INFORMATION SUPPLIED:

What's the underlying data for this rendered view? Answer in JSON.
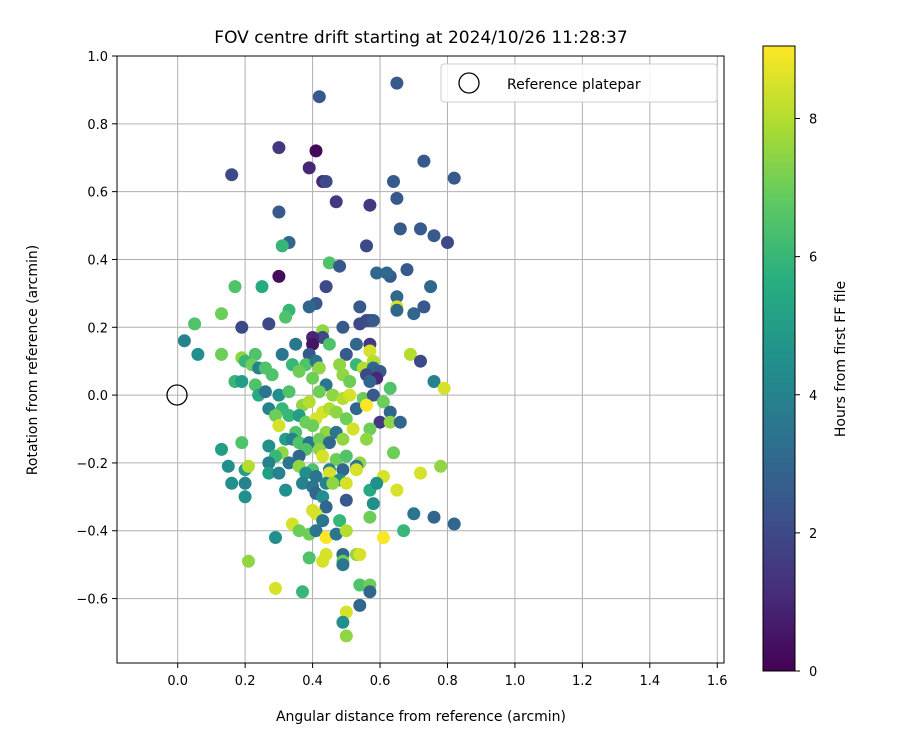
{
  "chart_data": {
    "type": "scatter",
    "title": "FOV centre drift starting at 2024/10/26 11:28:37",
    "xlabel": "Angular distance from reference (arcmin)",
    "ylabel": "Rotation from reference (arcmin)",
    "xlim": [
      -0.18,
      1.62
    ],
    "ylim": [
      -0.79,
      1.0
    ],
    "xticks": [
      0.0,
      0.2,
      0.4,
      0.6,
      0.8,
      1.0,
      1.2,
      1.4,
      1.6
    ],
    "yticks": [
      -0.6,
      -0.4,
      -0.2,
      0.0,
      0.2,
      0.4,
      0.6,
      0.8,
      1.0
    ],
    "xtick_labels": [
      "0.0",
      "0.2",
      "0.4",
      "0.6",
      "0.8",
      "1.0",
      "1.2",
      "1.4",
      "1.6"
    ],
    "ytick_labels": [
      "−0.6",
      "−0.4",
      "−0.2",
      "0.0",
      "0.2",
      "0.4",
      "0.6",
      "0.8",
      "1.0"
    ],
    "grid": true,
    "legend": {
      "position": "upper-right",
      "entries": [
        "Reference platepar"
      ]
    },
    "reference_point": {
      "name": "Reference platepar",
      "x": 0.0,
      "y": 0.0
    },
    "colorbar": {
      "label": "Hours from first FF file",
      "range": [
        0,
        9.05
      ],
      "ticks": [
        0,
        2,
        4,
        6,
        8
      ],
      "tick_labels": [
        "0",
        "2",
        "4",
        "6",
        "8"
      ],
      "colormap": "viridis"
    },
    "points": [
      {
        "x": 0.65,
        "y": 0.92,
        "h": 2.5
      },
      {
        "x": 0.42,
        "y": 0.88,
        "h": 2.5
      },
      {
        "x": 0.41,
        "y": 0.72,
        "h": 0.2
      },
      {
        "x": 0.3,
        "y": 0.73,
        "h": 1.5
      },
      {
        "x": 0.73,
        "y": 0.69,
        "h": 2.5
      },
      {
        "x": 0.39,
        "y": 0.67,
        "h": 1.0
      },
      {
        "x": 0.16,
        "y": 0.65,
        "h": 2.0
      },
      {
        "x": 0.43,
        "y": 0.63,
        "h": 1.0
      },
      {
        "x": 0.44,
        "y": 0.63,
        "h": 2.0
      },
      {
        "x": 0.64,
        "y": 0.63,
        "h": 2.5
      },
      {
        "x": 0.82,
        "y": 0.64,
        "h": 2.5
      },
      {
        "x": 0.65,
        "y": 0.58,
        "h": 2.5
      },
      {
        "x": 0.47,
        "y": 0.57,
        "h": 1.5
      },
      {
        "x": 0.57,
        "y": 0.56,
        "h": 1.5
      },
      {
        "x": 0.3,
        "y": 0.54,
        "h": 2.5
      },
      {
        "x": 0.66,
        "y": 0.49,
        "h": 2.5
      },
      {
        "x": 0.72,
        "y": 0.49,
        "h": 2.5
      },
      {
        "x": 0.76,
        "y": 0.47,
        "h": 2.5
      },
      {
        "x": 0.8,
        "y": 0.45,
        "h": 2.0
      },
      {
        "x": 0.33,
        "y": 0.45,
        "h": 3.0
      },
      {
        "x": 0.31,
        "y": 0.44,
        "h": 6.0
      },
      {
        "x": 0.56,
        "y": 0.44,
        "h": 2.0
      },
      {
        "x": 0.45,
        "y": 0.39,
        "h": 6.5
      },
      {
        "x": 0.48,
        "y": 0.38,
        "h": 2.5
      },
      {
        "x": 0.59,
        "y": 0.36,
        "h": 3.0
      },
      {
        "x": 0.63,
        "y": 0.35,
        "h": 2.5
      },
      {
        "x": 0.62,
        "y": 0.36,
        "h": 3.0
      },
      {
        "x": 0.68,
        "y": 0.37,
        "h": 2.5
      },
      {
        "x": 0.3,
        "y": 0.35,
        "h": 0.3
      },
      {
        "x": 0.25,
        "y": 0.32,
        "h": 5.5
      },
      {
        "x": 0.17,
        "y": 0.32,
        "h": 6.5
      },
      {
        "x": 0.44,
        "y": 0.32,
        "h": 2.0
      },
      {
        "x": 0.75,
        "y": 0.32,
        "h": 3.0
      },
      {
        "x": 0.65,
        "y": 0.29,
        "h": 3.0
      },
      {
        "x": 0.41,
        "y": 0.27,
        "h": 2.5
      },
      {
        "x": 0.39,
        "y": 0.26,
        "h": 3.0
      },
      {
        "x": 0.33,
        "y": 0.25,
        "h": 6.0
      },
      {
        "x": 0.32,
        "y": 0.23,
        "h": 6.5
      },
      {
        "x": 0.54,
        "y": 0.26,
        "h": 2.5
      },
      {
        "x": 0.65,
        "y": 0.26,
        "h": 8.5
      },
      {
        "x": 0.65,
        "y": 0.25,
        "h": 3.0
      },
      {
        "x": 0.7,
        "y": 0.24,
        "h": 3.0
      },
      {
        "x": 0.73,
        "y": 0.26,
        "h": 2.5
      },
      {
        "x": 0.13,
        "y": 0.24,
        "h": 7.0
      },
      {
        "x": 0.57,
        "y": 0.22,
        "h": 2.0
      },
      {
        "x": 0.56,
        "y": 0.22,
        "h": 2.0
      },
      {
        "x": 0.58,
        "y": 0.22,
        "h": 2.5
      },
      {
        "x": 0.54,
        "y": 0.21,
        "h": 2.0
      },
      {
        "x": 0.27,
        "y": 0.21,
        "h": 2.0
      },
      {
        "x": 0.05,
        "y": 0.21,
        "h": 6.5
      },
      {
        "x": 0.19,
        "y": 0.2,
        "h": 2.0
      },
      {
        "x": 0.49,
        "y": 0.2,
        "h": 2.5
      },
      {
        "x": 0.43,
        "y": 0.19,
        "h": 7.5
      },
      {
        "x": 0.43,
        "y": 0.17,
        "h": 2.0
      },
      {
        "x": 0.4,
        "y": 0.17,
        "h": 1.0
      },
      {
        "x": 0.4,
        "y": 0.15,
        "h": 0.5
      },
      {
        "x": 0.45,
        "y": 0.15,
        "h": 6.5
      },
      {
        "x": 0.35,
        "y": 0.15,
        "h": 3.5
      },
      {
        "x": 0.53,
        "y": 0.15,
        "h": 3.0
      },
      {
        "x": 0.57,
        "y": 0.15,
        "h": 1.5
      },
      {
        "x": 0.02,
        "y": 0.16,
        "h": 4.0
      },
      {
        "x": 0.06,
        "y": 0.12,
        "h": 4.5
      },
      {
        "x": 0.13,
        "y": 0.12,
        "h": 7.0
      },
      {
        "x": 0.19,
        "y": 0.11,
        "h": 7.5
      },
      {
        "x": 0.23,
        "y": 0.12,
        "h": 6.5
      },
      {
        "x": 0.31,
        "y": 0.12,
        "h": 3.5
      },
      {
        "x": 0.39,
        "y": 0.12,
        "h": 2.5
      },
      {
        "x": 0.5,
        "y": 0.12,
        "h": 2.5
      },
      {
        "x": 0.57,
        "y": 0.13,
        "h": 8.5
      },
      {
        "x": 0.58,
        "y": 0.1,
        "h": 8.0
      },
      {
        "x": 0.69,
        "y": 0.12,
        "h": 8.0
      },
      {
        "x": 0.72,
        "y": 0.1,
        "h": 2.0
      },
      {
        "x": 0.2,
        "y": 0.1,
        "h": 6.0
      },
      {
        "x": 0.22,
        "y": 0.09,
        "h": 7.0
      },
      {
        "x": 0.24,
        "y": 0.08,
        "h": 4.0
      },
      {
        "x": 0.26,
        "y": 0.08,
        "h": 6.5
      },
      {
        "x": 0.34,
        "y": 0.09,
        "h": 6.0
      },
      {
        "x": 0.38,
        "y": 0.09,
        "h": 6.5
      },
      {
        "x": 0.41,
        "y": 0.1,
        "h": 3.5
      },
      {
        "x": 0.42,
        "y": 0.08,
        "h": 7.5
      },
      {
        "x": 0.48,
        "y": 0.09,
        "h": 7.5
      },
      {
        "x": 0.53,
        "y": 0.09,
        "h": 6.0
      },
      {
        "x": 0.55,
        "y": 0.08,
        "h": 8.0
      },
      {
        "x": 0.58,
        "y": 0.08,
        "h": 3.0
      },
      {
        "x": 0.6,
        "y": 0.07,
        "h": 2.5
      },
      {
        "x": 0.28,
        "y": 0.06,
        "h": 6.5
      },
      {
        "x": 0.36,
        "y": 0.07,
        "h": 7.0
      },
      {
        "x": 0.49,
        "y": 0.06,
        "h": 7.5
      },
      {
        "x": 0.56,
        "y": 0.06,
        "h": 2.0
      },
      {
        "x": 0.59,
        "y": 0.05,
        "h": 1.0
      },
      {
        "x": 0.17,
        "y": 0.04,
        "h": 6.0
      },
      {
        "x": 0.19,
        "y": 0.04,
        "h": 5.0
      },
      {
        "x": 0.23,
        "y": 0.03,
        "h": 6.5
      },
      {
        "x": 0.4,
        "y": 0.05,
        "h": 7.0
      },
      {
        "x": 0.44,
        "y": 0.03,
        "h": 3.5
      },
      {
        "x": 0.51,
        "y": 0.04,
        "h": 7.0
      },
      {
        "x": 0.57,
        "y": 0.04,
        "h": 3.0
      },
      {
        "x": 0.63,
        "y": 0.02,
        "h": 6.5
      },
      {
        "x": 0.76,
        "y": 0.04,
        "h": 4.0
      },
      {
        "x": 0.79,
        "y": 0.02,
        "h": 8.5
      },
      {
        "x": 0.24,
        "y": 0.0,
        "h": 5.5
      },
      {
        "x": 0.26,
        "y": 0.01,
        "h": 3.5
      },
      {
        "x": 0.3,
        "y": 0.0,
        "h": 4.5
      },
      {
        "x": 0.33,
        "y": 0.01,
        "h": 6.5
      },
      {
        "x": 0.42,
        "y": 0.01,
        "h": 7.0
      },
      {
        "x": 0.46,
        "y": 0.0,
        "h": 7.5
      },
      {
        "x": 0.49,
        "y": -0.01,
        "h": 8.0
      },
      {
        "x": 0.51,
        "y": 0.0,
        "h": 8.5
      },
      {
        "x": 0.55,
        "y": -0.01,
        "h": 7.0
      },
      {
        "x": 0.58,
        "y": 0.0,
        "h": 2.5
      },
      {
        "x": 0.61,
        "y": -0.02,
        "h": 7.0
      },
      {
        "x": 0.27,
        "y": -0.04,
        "h": 4.0
      },
      {
        "x": 0.31,
        "y": -0.04,
        "h": 6.0
      },
      {
        "x": 0.37,
        "y": -0.03,
        "h": 7.5
      },
      {
        "x": 0.39,
        "y": -0.02,
        "h": 8.0
      },
      {
        "x": 0.43,
        "y": -0.05,
        "h": 8.5
      },
      {
        "x": 0.45,
        "y": -0.04,
        "h": 8.0
      },
      {
        "x": 0.47,
        "y": -0.05,
        "h": 7.5
      },
      {
        "x": 0.53,
        "y": -0.04,
        "h": 3.0
      },
      {
        "x": 0.56,
        "y": -0.03,
        "h": 9.0
      },
      {
        "x": 0.63,
        "y": -0.05,
        "h": 3.0
      },
      {
        "x": 0.29,
        "y": -0.06,
        "h": 7.0
      },
      {
        "x": 0.33,
        "y": -0.06,
        "h": 6.0
      },
      {
        "x": 0.36,
        "y": -0.06,
        "h": 5.0
      },
      {
        "x": 0.38,
        "y": -0.08,
        "h": 7.0
      },
      {
        "x": 0.41,
        "y": -0.07,
        "h": 8.5
      },
      {
        "x": 0.5,
        "y": -0.07,
        "h": 7.0
      },
      {
        "x": 0.6,
        "y": -0.08,
        "h": 1.5
      },
      {
        "x": 0.63,
        "y": -0.08,
        "h": 7.5
      },
      {
        "x": 0.66,
        "y": -0.08,
        "h": 3.0
      },
      {
        "x": 0.3,
        "y": -0.09,
        "h": 8.5
      },
      {
        "x": 0.35,
        "y": -0.11,
        "h": 6.5
      },
      {
        "x": 0.4,
        "y": -0.09,
        "h": 7.0
      },
      {
        "x": 0.44,
        "y": -0.11,
        "h": 7.5
      },
      {
        "x": 0.47,
        "y": -0.11,
        "h": 3.5
      },
      {
        "x": 0.52,
        "y": -0.1,
        "h": 8.5
      },
      {
        "x": 0.57,
        "y": -0.1,
        "h": 7.0
      },
      {
        "x": 0.32,
        "y": -0.13,
        "h": 5.0
      },
      {
        "x": 0.34,
        "y": -0.13,
        "h": 4.0
      },
      {
        "x": 0.36,
        "y": -0.14,
        "h": 6.5
      },
      {
        "x": 0.39,
        "y": -0.14,
        "h": 3.5
      },
      {
        "x": 0.42,
        "y": -0.13,
        "h": 7.0
      },
      {
        "x": 0.45,
        "y": -0.14,
        "h": 3.0
      },
      {
        "x": 0.49,
        "y": -0.13,
        "h": 7.5
      },
      {
        "x": 0.56,
        "y": -0.13,
        "h": 7.5
      },
      {
        "x": 0.19,
        "y": -0.14,
        "h": 6.5
      },
      {
        "x": 0.13,
        "y": -0.16,
        "h": 5.0
      },
      {
        "x": 0.27,
        "y": -0.15,
        "h": 4.5
      },
      {
        "x": 0.38,
        "y": -0.16,
        "h": 6.5
      },
      {
        "x": 0.42,
        "y": -0.16,
        "h": 7.5
      },
      {
        "x": 0.31,
        "y": -0.17,
        "h": 7.5
      },
      {
        "x": 0.29,
        "y": -0.18,
        "h": 6.0
      },
      {
        "x": 0.36,
        "y": -0.18,
        "h": 3.0
      },
      {
        "x": 0.43,
        "y": -0.18,
        "h": 8.5
      },
      {
        "x": 0.47,
        "y": -0.19,
        "h": 7.0
      },
      {
        "x": 0.5,
        "y": -0.18,
        "h": 6.5
      },
      {
        "x": 0.54,
        "y": -0.2,
        "h": 7.5
      },
      {
        "x": 0.64,
        "y": -0.17,
        "h": 7.0
      },
      {
        "x": 0.15,
        "y": -0.21,
        "h": 4.5
      },
      {
        "x": 0.2,
        "y": -0.22,
        "h": 5.0
      },
      {
        "x": 0.21,
        "y": -0.21,
        "h": 8.0
      },
      {
        "x": 0.27,
        "y": -0.2,
        "h": 4.0
      },
      {
        "x": 0.33,
        "y": -0.2,
        "h": 3.5
      },
      {
        "x": 0.36,
        "y": -0.21,
        "h": 7.5
      },
      {
        "x": 0.4,
        "y": -0.22,
        "h": 6.5
      },
      {
        "x": 0.45,
        "y": -0.22,
        "h": 4.0
      },
      {
        "x": 0.49,
        "y": -0.22,
        "h": 3.0
      },
      {
        "x": 0.53,
        "y": -0.21,
        "h": 3.5
      },
      {
        "x": 0.27,
        "y": -0.23,
        "h": 5.0
      },
      {
        "x": 0.3,
        "y": -0.23,
        "h": 4.0
      },
      {
        "x": 0.38,
        "y": -0.23,
        "h": 4.5
      },
      {
        "x": 0.41,
        "y": -0.24,
        "h": 3.5
      },
      {
        "x": 0.45,
        "y": -0.23,
        "h": 8.5
      },
      {
        "x": 0.48,
        "y": -0.25,
        "h": 4.5
      },
      {
        "x": 0.53,
        "y": -0.22,
        "h": 8.5
      },
      {
        "x": 0.61,
        "y": -0.24,
        "h": 8.5
      },
      {
        "x": 0.72,
        "y": -0.23,
        "h": 8.5
      },
      {
        "x": 0.78,
        "y": -0.21,
        "h": 7.5
      },
      {
        "x": 0.16,
        "y": -0.26,
        "h": 4.5
      },
      {
        "x": 0.2,
        "y": -0.26,
        "h": 4.0
      },
      {
        "x": 0.37,
        "y": -0.26,
        "h": 4.0
      },
      {
        "x": 0.4,
        "y": -0.27,
        "h": 3.5
      },
      {
        "x": 0.44,
        "y": -0.26,
        "h": 4.0
      },
      {
        "x": 0.46,
        "y": -0.26,
        "h": 7.5
      },
      {
        "x": 0.5,
        "y": -0.26,
        "h": 8.5
      },
      {
        "x": 0.57,
        "y": -0.28,
        "h": 5.5
      },
      {
        "x": 0.59,
        "y": -0.26,
        "h": 4.5
      },
      {
        "x": 0.65,
        "y": -0.28,
        "h": 8.5
      },
      {
        "x": 0.2,
        "y": -0.3,
        "h": 4.5
      },
      {
        "x": 0.32,
        "y": -0.28,
        "h": 4.5
      },
      {
        "x": 0.41,
        "y": -0.29,
        "h": 3.0
      },
      {
        "x": 0.43,
        "y": -0.3,
        "h": 4.5
      },
      {
        "x": 0.5,
        "y": -0.31,
        "h": 2.5
      },
      {
        "x": 0.58,
        "y": -0.32,
        "h": 4.5
      },
      {
        "x": 0.44,
        "y": -0.33,
        "h": 3.0
      },
      {
        "x": 0.4,
        "y": -0.34,
        "h": 8.5
      },
      {
        "x": 0.41,
        "y": -0.35,
        "h": 8.5
      },
      {
        "x": 0.57,
        "y": -0.36,
        "h": 7.0
      },
      {
        "x": 0.48,
        "y": -0.37,
        "h": 6.0
      },
      {
        "x": 0.43,
        "y": -0.37,
        "h": 3.5
      },
      {
        "x": 0.76,
        "y": -0.36,
        "h": 3.0
      },
      {
        "x": 0.7,
        "y": -0.35,
        "h": 3.5
      },
      {
        "x": 0.82,
        "y": -0.38,
        "h": 3.0
      },
      {
        "x": 0.34,
        "y": -0.38,
        "h": 8.5
      },
      {
        "x": 0.36,
        "y": -0.4,
        "h": 7.0
      },
      {
        "x": 0.39,
        "y": -0.41,
        "h": 7.0
      },
      {
        "x": 0.41,
        "y": -0.4,
        "h": 3.5
      },
      {
        "x": 0.44,
        "y": -0.42,
        "h": 9.0
      },
      {
        "x": 0.47,
        "y": -0.41,
        "h": 3.5
      },
      {
        "x": 0.5,
        "y": -0.4,
        "h": 8.0
      },
      {
        "x": 0.67,
        "y": -0.4,
        "h": 6.0
      },
      {
        "x": 0.61,
        "y": -0.42,
        "h": 9.0
      },
      {
        "x": 0.29,
        "y": -0.42,
        "h": 4.5
      },
      {
        "x": 0.44,
        "y": -0.47,
        "h": 8.5
      },
      {
        "x": 0.49,
        "y": -0.47,
        "h": 3.0
      },
      {
        "x": 0.53,
        "y": -0.47,
        "h": 7.5
      },
      {
        "x": 0.54,
        "y": -0.47,
        "h": 8.5
      },
      {
        "x": 0.43,
        "y": -0.49,
        "h": 8.5
      },
      {
        "x": 0.39,
        "y": -0.48,
        "h": 6.5
      },
      {
        "x": 0.49,
        "y": -0.49,
        "h": 7.0
      },
      {
        "x": 0.49,
        "y": -0.5,
        "h": 3.5
      },
      {
        "x": 0.21,
        "y": -0.49,
        "h": 7.5
      },
      {
        "x": 0.54,
        "y": -0.56,
        "h": 6.5
      },
      {
        "x": 0.57,
        "y": -0.56,
        "h": 7.0
      },
      {
        "x": 0.57,
        "y": -0.58,
        "h": 3.0
      },
      {
        "x": 0.29,
        "y": -0.57,
        "h": 8.5
      },
      {
        "x": 0.37,
        "y": -0.58,
        "h": 6.0
      },
      {
        "x": 0.54,
        "y": -0.62,
        "h": 3.0
      },
      {
        "x": 0.5,
        "y": -0.64,
        "h": 8.5
      },
      {
        "x": 0.49,
        "y": -0.67,
        "h": 4.5
      },
      {
        "x": 0.5,
        "y": -0.71,
        "h": 7.5
      }
    ]
  }
}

DIRECTION: Return only the number of lines in the data that contain "arcmin".

RESPONSE: 2